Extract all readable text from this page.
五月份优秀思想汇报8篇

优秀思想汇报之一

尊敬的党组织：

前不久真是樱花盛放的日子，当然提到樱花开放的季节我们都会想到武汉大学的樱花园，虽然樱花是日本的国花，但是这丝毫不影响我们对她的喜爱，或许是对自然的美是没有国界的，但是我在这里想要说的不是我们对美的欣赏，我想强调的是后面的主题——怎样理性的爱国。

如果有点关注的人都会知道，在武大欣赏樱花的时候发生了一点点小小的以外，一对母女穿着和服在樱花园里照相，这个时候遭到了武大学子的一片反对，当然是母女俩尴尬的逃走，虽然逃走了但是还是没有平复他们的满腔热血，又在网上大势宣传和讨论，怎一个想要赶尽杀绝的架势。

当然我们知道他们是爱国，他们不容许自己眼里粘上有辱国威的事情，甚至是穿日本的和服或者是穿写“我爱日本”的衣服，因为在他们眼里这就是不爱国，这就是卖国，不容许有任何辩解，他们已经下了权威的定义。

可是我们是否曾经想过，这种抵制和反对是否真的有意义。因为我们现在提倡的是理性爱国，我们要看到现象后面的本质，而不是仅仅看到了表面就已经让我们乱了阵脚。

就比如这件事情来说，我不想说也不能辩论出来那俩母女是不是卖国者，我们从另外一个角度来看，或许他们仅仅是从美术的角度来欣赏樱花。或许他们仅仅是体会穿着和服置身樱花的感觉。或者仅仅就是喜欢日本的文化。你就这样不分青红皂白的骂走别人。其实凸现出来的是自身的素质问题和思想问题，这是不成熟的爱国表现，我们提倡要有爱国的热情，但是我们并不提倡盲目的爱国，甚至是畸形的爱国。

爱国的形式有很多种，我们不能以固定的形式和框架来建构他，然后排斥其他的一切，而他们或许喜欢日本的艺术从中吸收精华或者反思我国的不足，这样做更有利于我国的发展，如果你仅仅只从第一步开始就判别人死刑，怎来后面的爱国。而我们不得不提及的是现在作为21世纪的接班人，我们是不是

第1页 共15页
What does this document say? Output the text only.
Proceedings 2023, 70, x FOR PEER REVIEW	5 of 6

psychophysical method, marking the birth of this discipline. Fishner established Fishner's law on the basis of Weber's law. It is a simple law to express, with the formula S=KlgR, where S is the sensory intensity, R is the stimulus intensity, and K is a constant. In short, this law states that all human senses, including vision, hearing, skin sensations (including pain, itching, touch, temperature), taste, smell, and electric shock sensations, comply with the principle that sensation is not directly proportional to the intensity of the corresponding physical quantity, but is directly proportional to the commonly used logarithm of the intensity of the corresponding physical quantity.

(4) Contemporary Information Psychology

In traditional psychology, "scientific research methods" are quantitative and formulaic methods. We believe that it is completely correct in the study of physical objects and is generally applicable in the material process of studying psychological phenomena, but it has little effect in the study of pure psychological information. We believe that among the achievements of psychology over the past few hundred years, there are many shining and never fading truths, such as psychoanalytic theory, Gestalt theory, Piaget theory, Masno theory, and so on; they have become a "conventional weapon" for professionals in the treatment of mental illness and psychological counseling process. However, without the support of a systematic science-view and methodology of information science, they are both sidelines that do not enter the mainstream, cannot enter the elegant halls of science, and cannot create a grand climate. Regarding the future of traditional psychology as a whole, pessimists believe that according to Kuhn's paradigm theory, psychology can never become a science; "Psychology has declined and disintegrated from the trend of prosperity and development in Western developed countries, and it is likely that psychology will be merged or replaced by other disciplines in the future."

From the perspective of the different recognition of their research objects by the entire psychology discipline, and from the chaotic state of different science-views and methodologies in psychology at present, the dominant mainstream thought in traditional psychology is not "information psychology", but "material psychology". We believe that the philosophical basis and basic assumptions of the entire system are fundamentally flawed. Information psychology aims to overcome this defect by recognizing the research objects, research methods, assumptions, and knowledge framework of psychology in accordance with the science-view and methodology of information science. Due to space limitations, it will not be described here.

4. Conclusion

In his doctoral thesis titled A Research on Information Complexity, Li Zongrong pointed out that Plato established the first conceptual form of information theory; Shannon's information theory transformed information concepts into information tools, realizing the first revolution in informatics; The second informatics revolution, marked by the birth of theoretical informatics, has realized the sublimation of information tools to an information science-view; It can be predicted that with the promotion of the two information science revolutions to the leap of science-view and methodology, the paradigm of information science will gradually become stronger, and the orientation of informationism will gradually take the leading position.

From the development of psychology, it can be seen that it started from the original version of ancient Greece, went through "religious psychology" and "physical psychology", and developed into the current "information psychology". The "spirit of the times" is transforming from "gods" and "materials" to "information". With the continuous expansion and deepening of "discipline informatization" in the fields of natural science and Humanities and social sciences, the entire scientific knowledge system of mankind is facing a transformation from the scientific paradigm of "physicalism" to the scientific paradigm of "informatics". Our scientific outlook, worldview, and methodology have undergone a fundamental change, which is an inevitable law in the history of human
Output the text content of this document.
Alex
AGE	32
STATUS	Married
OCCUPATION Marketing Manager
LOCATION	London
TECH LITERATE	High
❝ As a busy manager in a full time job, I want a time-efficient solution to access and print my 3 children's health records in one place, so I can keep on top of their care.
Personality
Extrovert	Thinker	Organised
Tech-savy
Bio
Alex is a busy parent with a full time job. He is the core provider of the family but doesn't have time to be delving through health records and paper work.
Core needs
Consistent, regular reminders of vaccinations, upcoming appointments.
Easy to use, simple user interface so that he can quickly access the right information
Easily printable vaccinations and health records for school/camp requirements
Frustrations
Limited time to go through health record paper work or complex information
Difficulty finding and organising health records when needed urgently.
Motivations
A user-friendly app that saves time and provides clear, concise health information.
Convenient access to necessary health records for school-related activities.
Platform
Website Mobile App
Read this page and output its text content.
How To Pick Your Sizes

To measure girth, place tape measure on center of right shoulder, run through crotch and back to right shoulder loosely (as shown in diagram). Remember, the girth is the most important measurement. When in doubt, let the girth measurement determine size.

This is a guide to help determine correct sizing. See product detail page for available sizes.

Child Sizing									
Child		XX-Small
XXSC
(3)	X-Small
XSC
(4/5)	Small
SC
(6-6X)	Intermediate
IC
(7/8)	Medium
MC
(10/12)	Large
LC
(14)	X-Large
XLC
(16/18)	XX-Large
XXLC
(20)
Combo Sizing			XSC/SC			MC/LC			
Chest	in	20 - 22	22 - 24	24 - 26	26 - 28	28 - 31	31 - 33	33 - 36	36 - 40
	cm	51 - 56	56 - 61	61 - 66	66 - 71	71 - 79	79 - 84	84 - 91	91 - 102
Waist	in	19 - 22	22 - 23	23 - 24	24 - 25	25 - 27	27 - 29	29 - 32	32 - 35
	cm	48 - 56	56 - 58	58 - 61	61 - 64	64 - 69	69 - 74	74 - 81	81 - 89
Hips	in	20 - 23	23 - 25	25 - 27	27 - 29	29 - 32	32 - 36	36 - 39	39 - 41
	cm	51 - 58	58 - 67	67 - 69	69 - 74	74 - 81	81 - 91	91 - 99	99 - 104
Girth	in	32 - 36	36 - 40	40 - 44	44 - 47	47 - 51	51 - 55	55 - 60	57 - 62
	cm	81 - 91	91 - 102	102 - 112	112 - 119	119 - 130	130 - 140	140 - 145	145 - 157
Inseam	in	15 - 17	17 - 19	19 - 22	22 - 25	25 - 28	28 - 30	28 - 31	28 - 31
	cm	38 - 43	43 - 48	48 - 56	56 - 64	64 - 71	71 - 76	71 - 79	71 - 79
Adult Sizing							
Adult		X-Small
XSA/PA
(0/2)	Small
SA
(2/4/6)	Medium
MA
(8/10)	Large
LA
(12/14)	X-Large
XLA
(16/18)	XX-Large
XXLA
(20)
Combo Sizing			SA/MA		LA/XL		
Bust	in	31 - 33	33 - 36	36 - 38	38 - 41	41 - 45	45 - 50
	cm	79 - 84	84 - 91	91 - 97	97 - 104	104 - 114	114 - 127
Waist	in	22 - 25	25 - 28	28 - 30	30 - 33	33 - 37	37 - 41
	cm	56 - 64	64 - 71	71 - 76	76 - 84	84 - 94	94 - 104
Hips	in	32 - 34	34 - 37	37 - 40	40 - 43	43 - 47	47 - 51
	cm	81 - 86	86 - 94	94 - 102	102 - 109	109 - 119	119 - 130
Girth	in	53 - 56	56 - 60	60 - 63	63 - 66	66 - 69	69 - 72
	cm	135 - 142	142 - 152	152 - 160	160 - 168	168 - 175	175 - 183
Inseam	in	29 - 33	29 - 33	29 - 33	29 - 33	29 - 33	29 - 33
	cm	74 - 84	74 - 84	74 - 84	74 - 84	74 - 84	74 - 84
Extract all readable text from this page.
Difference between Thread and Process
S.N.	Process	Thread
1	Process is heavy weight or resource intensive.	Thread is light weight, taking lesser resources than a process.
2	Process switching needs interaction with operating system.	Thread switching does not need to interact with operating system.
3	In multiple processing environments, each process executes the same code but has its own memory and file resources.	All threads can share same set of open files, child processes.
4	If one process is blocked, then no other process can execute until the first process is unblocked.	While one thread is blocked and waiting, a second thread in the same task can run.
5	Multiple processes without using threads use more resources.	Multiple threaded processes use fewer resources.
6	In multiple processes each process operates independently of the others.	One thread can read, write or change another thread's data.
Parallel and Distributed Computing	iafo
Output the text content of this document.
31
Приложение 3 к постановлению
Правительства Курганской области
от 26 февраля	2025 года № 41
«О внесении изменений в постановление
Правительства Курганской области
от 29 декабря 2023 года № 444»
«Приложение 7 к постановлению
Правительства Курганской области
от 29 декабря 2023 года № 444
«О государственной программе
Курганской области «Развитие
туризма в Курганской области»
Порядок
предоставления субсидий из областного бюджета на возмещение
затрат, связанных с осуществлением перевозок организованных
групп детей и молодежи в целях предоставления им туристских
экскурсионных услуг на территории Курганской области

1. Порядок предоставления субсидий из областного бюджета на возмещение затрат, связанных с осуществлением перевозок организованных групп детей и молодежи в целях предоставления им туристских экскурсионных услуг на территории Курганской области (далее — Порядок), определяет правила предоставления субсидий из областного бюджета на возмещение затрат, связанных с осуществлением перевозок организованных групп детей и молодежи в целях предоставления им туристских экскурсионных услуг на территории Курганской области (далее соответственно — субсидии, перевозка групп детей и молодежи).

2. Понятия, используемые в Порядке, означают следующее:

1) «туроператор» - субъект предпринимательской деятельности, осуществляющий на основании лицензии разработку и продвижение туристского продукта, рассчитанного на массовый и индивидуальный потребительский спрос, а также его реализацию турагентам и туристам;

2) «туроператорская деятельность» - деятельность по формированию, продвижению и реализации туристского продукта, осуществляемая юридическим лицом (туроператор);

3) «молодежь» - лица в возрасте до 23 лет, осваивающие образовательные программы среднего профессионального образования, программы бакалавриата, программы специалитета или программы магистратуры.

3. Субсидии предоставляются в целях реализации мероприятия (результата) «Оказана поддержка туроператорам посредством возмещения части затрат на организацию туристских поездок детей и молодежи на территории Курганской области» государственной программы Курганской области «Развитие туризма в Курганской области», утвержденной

## DESCRIPTION OF THE TASK
Filter the records above for "threads" and copy every matching line.

## EXERCISE SOLUTION
3	In multiple processing environments, each process executes the same code but has its own memory and file resources.	All threads can share same set of open files, child processes.
5	Multiple processes without using threads use more resources.	Multiple threaded processes use fewer resources.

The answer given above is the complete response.